« Il est urgent d’ouvrir 
une autre voie à gauche »

samedi 9 février 2013.
 

«  La tâche première des communistes 
et du Front de gauche doit être la remise 
en mouvement 
de toutes les forces qui ont souhaité le changement au printemps dernier  », déclare, à l’Humanité, le secrétaire national du PCF, candidat 
à sa réélection, 
qui indique que 
«  le congrès va lancer un appel  » en ce sens.

Les dernières semaines consacrées à la préparation 
du 36e Congrès du PCF ont-elles conforté votre ambition d’en faire un congrès historique  ?

Pierre Laurent. Toutes les conditions sont réunies pour que ce congrès marque l’accélération du renouveau et de la transformation du Parti ­communiste. Notre stratégie de ­rassemblement a créé un dynamisme fort pour le parti lui-même. L’importante arrivée de nouveaux adhérents se traduit par leur ­participation très active à la préparation de notre congrès et leur entrée significative dans les différentes instances du Parti. L’unité des communistes est maintenant très forte. Après l’adoption de notre base ­commune de discussion à près de 75 % en décembre, les débats des conférences locales et départementales de janvier ont encore enrichi cette adhésion. Le PCF peut ainsi entrer dans une phase ambitieuse de refondation et de renouvellement du projet communiste, ce que j’appelle un communisme de nouvelle génération. Je compte m’y investir personnellement avec les communistes, en favorisant le travail avec des secteurs entiers de la société intéressés à la ­relance d’un projet de transformation sociale du XXIe siècle.

Depuis les 34e et 35e Congrès,
tandis que l’ampleur de la crise 
s’est confirmée, les conditions 
de la défaite de l’ensemble 
de la droite ont été réunies 
mais pas celle d’un véritable changement. Dans ce contexte, 
quel peut être le rôle d’un Parti communiste qui ne participe pas 
au pouvoir  ?

Pierre Laurent. Notre travail a été décisif pour ancrer, au cœur de la majorité populaire qui a permis la victoire de François Hollande, une forte volonté de changement. Avec la ratification du traité budgétaire ­européen, le pacte de compétitivité et, maintenant, le soutien à l’accord sur la flexibilisation signé sous la pression du Medef, le gouvernement lui tourne le dos. C’est un cap 
que nous contestons parce qu’il ne ­permettra pas de sortir de la crise.

Dans ces conditions, je crois qu’en 2013, la tâche première du Parti communiste et du Front de gauche doit être la remise en mouvement 
de toutes les forces qui ont souhaité le changement au printemps dernier et qui peuvent aujourd’hui entrer 
à nouveau en action pour exiger 
du gouvernement sa mise en œuvre. C’est l’appel que va lancer 
notre congrès.

La contestation du cap actuel 
ne risque-t-elle pas d’ouvrir 
une brèche profitable à la droite  ?

À faire ::
A – Recopiez le passage de l'entretien allant de « Depuis les 34e et » à « de la crise. » en y substituant « patronat » à « Medef ».
B – Transcrivez à l'identique les lignes des entrées, de celle qui contient « 626, 481, 690] » à celle qui contient « Detect and localize », ces deux lignes comprises.
L'entretien et les entrées n'ont aucun rapport entre eux.

Données de l'exercice ::
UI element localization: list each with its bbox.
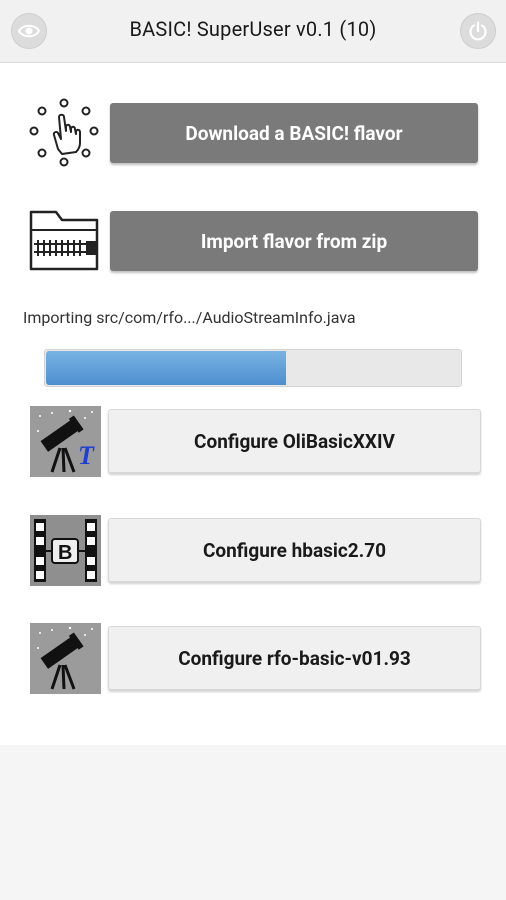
configure-flavor-button[interactable]: Configure rfo-basic-v01.93	[108, 626, 481, 690]
download-flavor-button[interactable]: Download a BASIC! flavor	[110, 103, 478, 163]
telescope-icon	[30, 623, 101, 694]
app-header: BASIC! SuperUser v0.1 (10)	[0, 0, 506, 63]
power-icon	[469, 21, 487, 41]
zip-folder-icon	[28, 208, 100, 272]
main-content: Download a BASIC! flavor Import flavor f…	[0, 63, 506, 745]
import-status-text: Importing src/com/rfo.../AudioStreamInfo…	[23, 308, 356, 327]
progress-fill	[46, 351, 286, 385]
svg-text:B: B	[58, 542, 72, 564]
telescope-t-icon: T	[30, 406, 101, 477]
tap-hand-icon	[28, 97, 100, 169]
page-title: BASIC! SuperUser v0.1 (10)	[129, 17, 377, 41]
svg-text:T: T	[78, 441, 95, 470]
configure-flavor-button[interactable]: Configure hbasic2.70	[108, 518, 481, 582]
configure-flavor-button[interactable]: Configure OliBasicXXIV	[108, 409, 481, 473]
empty-area	[0, 745, 506, 900]
import-zip-button[interactable]: Import flavor from zip	[110, 211, 478, 271]
hbasic-b-icon: B	[30, 515, 101, 586]
import-progress-bar	[44, 349, 462, 387]
power-button[interactable]	[460, 13, 496, 49]
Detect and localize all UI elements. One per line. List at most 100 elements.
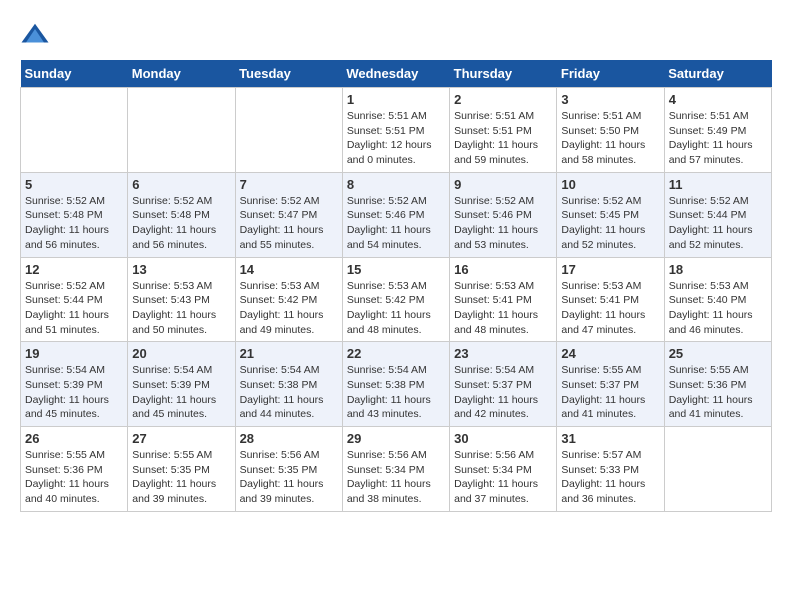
calendar-day-cell: 20 Sunrise: 5:54 AM Sunset: 5:39 PM Dayli… <box>128 342 235 427</box>
calendar-week-row: 1 Sunrise: 5:51 AM Sunset: 5:51 PM Daylig… <box>21 88 772 173</box>
calendar-day-cell: 6Sunrise: 5:52 AM Sunset: 5:48 PM Daylig… <box>128 172 235 257</box>
day-info: Sunrise: 5:57 AM Sunset: 5:33 PM Dayligh… <box>561 448 659 507</box>
day-number: 18 <box>669 262 767 277</box>
calendar-day-cell: 29 Sunrise: 5:56 AM Sunset: 5:34 PM Dayli… <box>342 427 449 512</box>
day-number: 2 <box>454 92 552 107</box>
calendar-day-cell <box>664 427 771 512</box>
calendar-day-cell: 3Sunrise: 5:51 AM Sunset: 5:50 PM Daylig… <box>557 88 664 173</box>
calendar-day-cell: 2 Sunrise: 5:51 AM Sunset: 5:51 PM Daylig… <box>450 88 557 173</box>
calendar-day-cell: 14 Sunrise: 5:53 AM Sunset: 5:42 PM Dayli… <box>235 257 342 342</box>
day-info: Sunrise: 5:52 AM Sunset: 5:44 PM Dayligh… <box>25 279 123 338</box>
day-number: 6 <box>132 177 230 192</box>
calendar-day-cell: 5 Sunrise: 5:52 AM Sunset: 5:48 PM Daylig… <box>21 172 128 257</box>
day-number: 10 <box>561 177 659 192</box>
day-of-week-header: Friday <box>557 60 664 88</box>
day-info: Sunrise: 5:51 AM Sunset: 5:50 PM Dayligh… <box>561 109 659 168</box>
day-info: Sunrise: 5:53 AM Sunset: 5:42 PM Dayligh… <box>240 279 338 338</box>
day-number: 21 <box>240 346 338 361</box>
day-info: Sunrise: 5:55 AM Sunset: 5:36 PM Dayligh… <box>25 448 123 507</box>
day-number: 31 <box>561 431 659 446</box>
day-of-week-header: Thursday <box>450 60 557 88</box>
calendar-header-row: SundayMondayTuesdayWednesdayThursdayFrid… <box>21 60 772 88</box>
calendar-day-cell: 26Sunrise: 5:55 AM Sunset: 5:36 PM Dayli… <box>21 427 128 512</box>
day-number: 8 <box>347 177 445 192</box>
calendar-day-cell: 21 Sunrise: 5:54 AM Sunset: 5:38 PM Dayli… <box>235 342 342 427</box>
day-info: Sunrise: 5:56 AM Sunset: 5:34 PM Dayligh… <box>347 448 445 507</box>
day-info: Sunrise: 5:54 AM Sunset: 5:37 PM Dayligh… <box>454 363 552 422</box>
day-info: Sunrise: 5:54 AM Sunset: 5:39 PM Dayligh… <box>132 363 230 422</box>
day-number: 17 <box>561 262 659 277</box>
calendar-day-cell: 4Sunrise: 5:51 AM Sunset: 5:49 PM Daylig… <box>664 88 771 173</box>
calendar-day-cell: 27 Sunrise: 5:55 AM Sunset: 5:35 PM Dayli… <box>128 427 235 512</box>
calendar-week-row: 26Sunrise: 5:55 AM Sunset: 5:36 PM Dayli… <box>21 427 772 512</box>
day-number: 7 <box>240 177 338 192</box>
day-number: 24 <box>561 346 659 361</box>
calendar-day-cell <box>21 88 128 173</box>
calendar-day-cell: 16 Sunrise: 5:53 AM Sunset: 5:41 PM Dayli… <box>450 257 557 342</box>
day-info: Sunrise: 5:52 AM Sunset: 5:46 PM Dayligh… <box>347 194 445 253</box>
day-info: Sunrise: 5:53 AM Sunset: 5:40 PM Dayligh… <box>669 279 767 338</box>
day-info: Sunrise: 5:52 AM Sunset: 5:48 PM Dayligh… <box>25 194 123 253</box>
day-info: Sunrise: 5:54 AM Sunset: 5:38 PM Dayligh… <box>240 363 338 422</box>
day-info: Sunrise: 5:53 AM Sunset: 5:42 PM Dayligh… <box>347 279 445 338</box>
day-info: Sunrise: 5:53 AM Sunset: 5:43 PM Dayligh… <box>132 279 230 338</box>
day-info: Sunrise: 5:53 AM Sunset: 5:41 PM Dayligh… <box>561 279 659 338</box>
day-number: 16 <box>454 262 552 277</box>
day-info: Sunrise: 5:55 AM Sunset: 5:37 PM Dayligh… <box>561 363 659 422</box>
day-number: 12 <box>25 262 123 277</box>
day-number: 30 <box>454 431 552 446</box>
calendar-day-cell: 23 Sunrise: 5:54 AM Sunset: 5:37 PM Dayli… <box>450 342 557 427</box>
day-info: Sunrise: 5:51 AM Sunset: 5:51 PM Dayligh… <box>454 109 552 168</box>
calendar-day-cell: 12 Sunrise: 5:52 AM Sunset: 5:44 PM Dayli… <box>21 257 128 342</box>
calendar-day-cell: 8 Sunrise: 5:52 AM Sunset: 5:46 PM Daylig… <box>342 172 449 257</box>
day-of-week-header: Saturday <box>664 60 771 88</box>
day-info: Sunrise: 5:56 AM Sunset: 5:35 PM Dayligh… <box>240 448 338 507</box>
day-info: Sunrise: 5:52 AM Sunset: 5:46 PM Dayligh… <box>454 194 552 253</box>
day-number: 13 <box>132 262 230 277</box>
day-number: 4 <box>669 92 767 107</box>
day-info: Sunrise: 5:54 AM Sunset: 5:38 PM Dayligh… <box>347 363 445 422</box>
calendar-day-cell: 31 Sunrise: 5:57 AM Sunset: 5:33 PM Dayli… <box>557 427 664 512</box>
day-number: 25 <box>669 346 767 361</box>
page-header <box>20 20 772 50</box>
day-of-week-header: Wednesday <box>342 60 449 88</box>
day-of-week-header: Tuesday <box>235 60 342 88</box>
calendar-table: SundayMondayTuesdayWednesdayThursdayFrid… <box>20 60 772 512</box>
calendar-day-cell: 18 Sunrise: 5:53 AM Sunset: 5:40 PM Dayli… <box>664 257 771 342</box>
day-info: Sunrise: 5:53 AM Sunset: 5:41 PM Dayligh… <box>454 279 552 338</box>
day-info: Sunrise: 5:56 AM Sunset: 5:34 PM Dayligh… <box>454 448 552 507</box>
day-number: 20 <box>132 346 230 361</box>
day-number: 15 <box>347 262 445 277</box>
calendar-day-cell: 17 Sunrise: 5:53 AM Sunset: 5:41 PM Dayli… <box>557 257 664 342</box>
calendar-day-cell: 30 Sunrise: 5:56 AM Sunset: 5:34 PM Dayli… <box>450 427 557 512</box>
day-info: Sunrise: 5:52 AM Sunset: 5:45 PM Dayligh… <box>561 194 659 253</box>
calendar-week-row: 19 Sunrise: 5:54 AM Sunset: 5:39 PM Dayli… <box>21 342 772 427</box>
day-info: Sunrise: 5:52 AM Sunset: 5:44 PM Dayligh… <box>669 194 767 253</box>
calendar-day-cell: 25 Sunrise: 5:55 AM Sunset: 5:36 PM Dayli… <box>664 342 771 427</box>
calendar-day-cell: 9 Sunrise: 5:52 AM Sunset: 5:46 PM Daylig… <box>450 172 557 257</box>
logo-icon <box>20 20 50 50</box>
calendar-day-cell: 7Sunrise: 5:52 AM Sunset: 5:47 PM Daylig… <box>235 172 342 257</box>
calendar-day-cell: 13 Sunrise: 5:53 AM Sunset: 5:43 PM Dayli… <box>128 257 235 342</box>
day-number: 23 <box>454 346 552 361</box>
day-number: 29 <box>347 431 445 446</box>
calendar-day-cell: 1Sunrise: 5:51 AM Sunset: 5:51 PM Daylig… <box>342 88 449 173</box>
day-number: 11 <box>669 177 767 192</box>
logo <box>20 20 54 50</box>
day-number: 1 <box>347 92 445 107</box>
day-info: Sunrise: 5:55 AM Sunset: 5:36 PM Dayligh… <box>669 363 767 422</box>
day-number: 14 <box>240 262 338 277</box>
calendar-week-row: 5 Sunrise: 5:52 AM Sunset: 5:48 PM Daylig… <box>21 172 772 257</box>
day-number: 9 <box>454 177 552 192</box>
calendar-day-cell <box>235 88 342 173</box>
day-number: 27 <box>132 431 230 446</box>
calendar-day-cell <box>128 88 235 173</box>
day-number: 5 <box>25 177 123 192</box>
day-number: 22 <box>347 346 445 361</box>
calendar-day-cell: 28 Sunrise: 5:56 AM Sunset: 5:35 PM Dayli… <box>235 427 342 512</box>
calendar-day-cell: 19Sunrise: 5:54 AM Sunset: 5:39 PM Dayli… <box>21 342 128 427</box>
day-info: Sunrise: 5:55 AM Sunset: 5:35 PM Dayligh… <box>132 448 230 507</box>
day-number: 28 <box>240 431 338 446</box>
calendar-day-cell: 15 Sunrise: 5:53 AM Sunset: 5:42 PM Dayli… <box>342 257 449 342</box>
day-number: 19 <box>25 346 123 361</box>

Liste des solutions ::
A –
Depuis les 34e et 35e Congrès,
tandis que l’ampleur de la crise 
s’est confirmée, les conditions 
de la défaite de l’ensemble 
de la droite ont été réunies 
mais pas celle d’un véritable changement. Dans ce contexte, 
quel peut être le rôle d’un Parti communiste qui ne participe pas 
au pouvoir  ?

Pierre Laurent. Notre travail a été décisif pour ancrer, au cœur de la majorité populaire qui a permis la victoire de François Hollande, une forte volonté de changement. Avec la ratification du traité budgétaire ­européen, le pacte de compétitivité et, maintenant, le soutien à l’accord sur la flexibilisation signé sous la pression du patronat, le gouvernement lui tourne le dos. C’est un cap 
que nous contestons parce qu’il ne ­permettra pas de sortir de la crise.

B –
configure-flavor-button[interactable]: Configure rfo-basic-v01.93	[108, 626, 481, 690]
download-flavor-button[interactable]: Download a BASIC! flavor	[110, 103, 478, 163]
telescope-icon	[30, 623, 101, 694]
app-header: BASIC! SuperUser v0.1 (10)	[0, 0, 506, 63]
power-icon	[469, 21, 487, 41]
zip-folder-icon	[28, 208, 100, 272]
main-content: Download a BASIC! flavor Import flavor f…	[0, 63, 506, 745]
import-status-text: Importing src/com/rfo.../AudioStreamInfo…	[23, 308, 356, 327]
progress-fill	[46, 351, 286, 385]
svg-text:B: B	[58, 542, 72, 564]
telescope-t-icon: T	[30, 406, 101, 477]
tap-hand-icon	[28, 97, 100, 169]
page-title: BASIC! SuperUser v0.1 (10)	[129, 17, 377, 41]
svg-text:T: T	[78, 441, 95, 470]
configure-flavor-button[interactable]: Configure hbasic2.70	[108, 518, 481, 582]
configure-flavor-button[interactable]: Configure OliBasicXXIV	[108, 409, 481, 473]
empty-area	[0, 745, 506, 900]
import-zip-button[interactable]: Import flavor from zip	[110, 211, 478, 271]
hbasic-b-icon: B	[30, 515, 101, 586]
import-progress-bar	[44, 349, 462, 387]
power-button[interactable]	[460, 13, 496, 49]
Detect and localize all UI elements. One per line. List at most 100 elements.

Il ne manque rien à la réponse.